— start of Excerpted data —

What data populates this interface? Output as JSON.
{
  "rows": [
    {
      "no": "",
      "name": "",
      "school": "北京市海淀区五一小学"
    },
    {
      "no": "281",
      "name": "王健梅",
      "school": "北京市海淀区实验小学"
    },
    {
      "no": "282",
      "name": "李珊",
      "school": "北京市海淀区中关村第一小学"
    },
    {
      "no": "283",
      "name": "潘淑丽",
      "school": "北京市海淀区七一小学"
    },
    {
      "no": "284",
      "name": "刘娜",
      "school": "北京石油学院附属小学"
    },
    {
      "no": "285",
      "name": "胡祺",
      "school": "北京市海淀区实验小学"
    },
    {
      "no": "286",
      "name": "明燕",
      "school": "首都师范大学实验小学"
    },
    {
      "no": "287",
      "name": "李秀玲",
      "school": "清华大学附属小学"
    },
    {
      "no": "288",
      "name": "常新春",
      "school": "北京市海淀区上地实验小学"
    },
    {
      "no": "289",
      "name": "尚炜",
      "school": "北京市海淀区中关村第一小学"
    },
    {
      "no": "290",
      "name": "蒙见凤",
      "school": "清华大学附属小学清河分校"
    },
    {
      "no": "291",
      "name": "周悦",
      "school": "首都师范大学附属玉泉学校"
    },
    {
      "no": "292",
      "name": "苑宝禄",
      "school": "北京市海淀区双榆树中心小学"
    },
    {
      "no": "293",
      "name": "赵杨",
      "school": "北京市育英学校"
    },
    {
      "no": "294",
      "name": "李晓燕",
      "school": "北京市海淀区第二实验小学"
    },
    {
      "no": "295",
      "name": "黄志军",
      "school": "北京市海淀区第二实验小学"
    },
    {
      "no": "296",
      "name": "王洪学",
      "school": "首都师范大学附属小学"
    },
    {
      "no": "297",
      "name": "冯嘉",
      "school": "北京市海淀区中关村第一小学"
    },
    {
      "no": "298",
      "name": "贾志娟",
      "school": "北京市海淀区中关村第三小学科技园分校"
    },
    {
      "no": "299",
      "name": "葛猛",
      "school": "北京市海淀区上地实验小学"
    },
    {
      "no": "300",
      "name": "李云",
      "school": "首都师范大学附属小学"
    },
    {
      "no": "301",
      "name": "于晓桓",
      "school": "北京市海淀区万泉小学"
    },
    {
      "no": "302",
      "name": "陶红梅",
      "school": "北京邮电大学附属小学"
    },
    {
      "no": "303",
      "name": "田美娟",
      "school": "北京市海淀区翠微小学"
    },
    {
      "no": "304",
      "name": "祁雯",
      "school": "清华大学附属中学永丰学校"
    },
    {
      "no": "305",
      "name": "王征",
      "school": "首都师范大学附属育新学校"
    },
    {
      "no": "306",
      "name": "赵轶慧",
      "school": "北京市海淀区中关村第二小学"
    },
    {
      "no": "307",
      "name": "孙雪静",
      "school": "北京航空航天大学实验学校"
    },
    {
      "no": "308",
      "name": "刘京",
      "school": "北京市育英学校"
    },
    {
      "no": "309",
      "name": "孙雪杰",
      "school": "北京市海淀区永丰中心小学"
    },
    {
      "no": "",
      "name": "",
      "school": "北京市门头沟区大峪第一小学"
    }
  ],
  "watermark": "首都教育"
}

— end of Excerpted data —

Written exercise —
Return the lines above exactly, keeping every word.

Response to this task —
What data populates this interface? Output as JSON.
{
  "rows": [
    {
      "no": "",
      "name": "",
      "school": "北京市海淀区五一小学"
    },
    {
      "no": "281",
      "name": "王健梅",
      "school": "北京市海淀区实验小学"
    },
    {
      "no": "282",
      "name": "李珊",
      "school": "北京市海淀区中关村第一小学"
    },
    {
      "no": "283",
      "name": "潘淑丽",
      "school": "北京市海淀区七一小学"
    },
    {
      "no": "284",
      "name": "刘娜",
      "school": "北京石油学院附属小学"
    },
    {
      "no": "285",
      "name": "胡祺",
      "school": "北京市海淀区实验小学"
    },
    {
      "no": "286",
      "name": "明燕",
      "school": "首都师范大学实验小学"
    },
    {
      "no": "287",
      "name": "李秀玲",
      "school": "清华大学附属小学"
    },
    {
      "no": "288",
      "name": "常新春",
      "school": "北京市海淀区上地实验小学"
    },
    {
      "no": "289",
      "name": "尚炜",
      "school": "北京市海淀区中关村第一小学"
    },
    {
      "no": "290",
      "name": "蒙见凤",
      "school": "清华大学附属小学清河分校"
    },
    {
      "no": "291",
      "name": "周悦",
      "school": "首都师范大学附属玉泉学校"
    },
    {
      "no": "292",
      "name": "苑宝禄",
      "school": "北京市海淀区双榆树中心小学"
    },
    {
      "no": "293",
      "name": "赵杨",
      "school": "北京市育英学校"
    },
    {
      "no": "294",
      "name": "李晓燕",
      "school": "北京市海淀区第二实验小学"
    },
    {
      "no": "295",
      "name": "黄志军",
      "school": "北京市海淀区第二实验小学"
    },
    {
      "no": "296",
      "name": "王洪学",
      "school": "首都师范大学附属小学"
    },
    {
      "no": "297",
      "name": "冯嘉",
      "school": "北京市海淀区中关村第一小学"
    },
    {
      "no": "298",
      "name": "贾志娟",
      "school": "北京市海淀区中关村第三小学科技园分校"
    },
    {
      "no": "299",
      "name": "葛猛",
      "school": "北京市海淀区上地实验小学"
    },
    {
      "no": "300",
      "name": "李云",
      "school": "首都师范大学附属小学"
    },
    {
      "no": "301",
      "name": "于晓桓",
      "school": "北京市海淀区万泉小学"
    },
    {
      "no": "302",
      "name": "陶红梅",
      "school": "北京邮电大学附属小学"
    },
    {
      "no": "303",
      "name": "田美娟",
      "school": "北京市海淀区翠微小学"
    },
    {
      "no": "304",
      "name": "祁雯",
      "school": "清华大学附属中学永丰学校"
    },
    {
      "no": "305",
      "name": "王征",
      "school": "首都师范大学附属育新学校"
    },
    {
      "no": "306",
      "name": "赵轶慧",
      "school": "北京市海淀区中关村第二小学"
    },
    {
      "no": "307",
      "name": "孙雪静",
      "school": "北京航空航天大学实验学校"
    },
    {
      "no": "308",
      "name": "刘京",
      "school": "北京市育英学校"
    },
    {
      "no": "309",
      "name": "孙雪杰",
      "school": "北京市海淀区永丰中心小学"
    },
    {
      "no": "",
      "name": "",
      "school": "北京市门头沟区大峪第一小学"
    }
  ],
  "watermark": "首都教育"
}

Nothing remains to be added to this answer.